### Written task
Return the whole listing exactly as it stands.

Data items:
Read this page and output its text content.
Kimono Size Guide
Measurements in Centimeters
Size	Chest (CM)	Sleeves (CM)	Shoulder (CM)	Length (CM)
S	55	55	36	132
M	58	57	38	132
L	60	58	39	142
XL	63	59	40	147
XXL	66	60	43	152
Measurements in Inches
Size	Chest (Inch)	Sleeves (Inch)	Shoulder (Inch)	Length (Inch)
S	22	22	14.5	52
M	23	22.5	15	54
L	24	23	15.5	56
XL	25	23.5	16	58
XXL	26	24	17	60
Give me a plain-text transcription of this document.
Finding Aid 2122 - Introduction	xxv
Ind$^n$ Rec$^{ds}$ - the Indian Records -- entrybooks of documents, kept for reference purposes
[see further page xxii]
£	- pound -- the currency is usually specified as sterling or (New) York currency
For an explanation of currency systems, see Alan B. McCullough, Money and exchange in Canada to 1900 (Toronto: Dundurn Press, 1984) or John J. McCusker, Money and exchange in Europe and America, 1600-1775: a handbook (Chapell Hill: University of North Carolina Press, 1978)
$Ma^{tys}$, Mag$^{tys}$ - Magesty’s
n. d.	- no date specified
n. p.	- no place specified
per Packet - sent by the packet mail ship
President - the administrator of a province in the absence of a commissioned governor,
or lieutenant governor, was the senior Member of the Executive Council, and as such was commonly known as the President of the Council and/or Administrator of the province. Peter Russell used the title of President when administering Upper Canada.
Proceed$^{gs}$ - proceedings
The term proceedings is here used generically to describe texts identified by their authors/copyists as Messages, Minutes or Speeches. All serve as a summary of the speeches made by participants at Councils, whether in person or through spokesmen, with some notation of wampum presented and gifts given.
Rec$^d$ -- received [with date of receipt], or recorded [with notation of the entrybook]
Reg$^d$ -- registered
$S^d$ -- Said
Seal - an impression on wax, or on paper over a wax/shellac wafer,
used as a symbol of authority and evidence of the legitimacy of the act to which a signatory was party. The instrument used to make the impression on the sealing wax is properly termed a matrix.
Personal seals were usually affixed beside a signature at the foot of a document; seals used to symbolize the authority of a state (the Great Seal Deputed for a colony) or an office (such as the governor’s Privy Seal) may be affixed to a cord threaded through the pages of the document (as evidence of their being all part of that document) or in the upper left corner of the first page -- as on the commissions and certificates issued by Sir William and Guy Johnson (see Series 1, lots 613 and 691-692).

### Final result
Read this page and output its text content.
Kimono Size Guide
Measurements in Centimeters
Size	Chest (CM)	Sleeves (CM)	Shoulder (CM)	Length (CM)
S	55	55	36	132
M	58	57	38	132
L	60	58	39	142
XL	63	59	40	147
XXL	66	60	43	152
Measurements in Inches
Size	Chest (Inch)	Sleeves (Inch)	Shoulder (Inch)	Length (Inch)
S	22	22	14.5	52
M	23	22.5	15	54
L	24	23	15.5	56
XL	25	23.5	16	58
XXL	26	24	17	60
Give me a plain-text transcription of this document.
Finding Aid 2122 - Introduction	xxv
Ind$^n$ Rec$^{ds}$ - the Indian Records -- entrybooks of documents, kept for reference purposes
[see further page xxii]
£	- pound -- the currency is usually specified as sterling or (New) York currency
For an explanation of currency systems, see Alan B. McCullough, Money and exchange in Canada to 1900 (Toronto: Dundurn Press, 1984) or John J. McCusker, Money and exchange in Europe and America, 1600-1775: a handbook (Chapell Hill: University of North Carolina Press, 1978)
$Ma^{tys}$, Mag$^{tys}$ - Magesty’s
n. d.	- no date specified
n. p.	- no place specified
per Packet - sent by the packet mail ship
President - the administrator of a province in the absence of a commissioned governor,
or lieutenant governor, was the senior Member of the Executive Council, and as such was commonly known as the President of the Council and/or Administrator of the province. Peter Russell used the title of President when administering Upper Canada.
Proceed$^{gs}$ - proceedings
The term proceedings is here used generically to describe texts identified by their authors/copyists as Messages, Minutes or Speeches. All serve as a summary of the speeches made by participants at Councils, whether in person or through spokesmen, with some notation of wampum presented and gifts given.
Rec$^d$ -- received [with date of receipt], or recorded [with notation of the entrybook]
Reg$^d$ -- registered
$S^d$ -- Said
Seal - an impression on wax, or on paper over a wax/shellac wafer,
used as a symbol of authority and evidence of the legitimacy of the act to which a signatory was party. The instrument used to make the impression on the sealing wax is properly termed a matrix.
Personal seals were usually affixed beside a signature at the foot of a document; seals used to symbolize the authority of a state (the Great Seal Deputed for a colony) or an office (such as the governor’s Privy Seal) may be affixed to a cord threaded through the pages of the document (as evidence of their being all part of that document) or in the upper left corner of the first page -- as on the commissions and certificates issued by Sir William and Guy Johnson (see Series 1, lots 613 and 691-692).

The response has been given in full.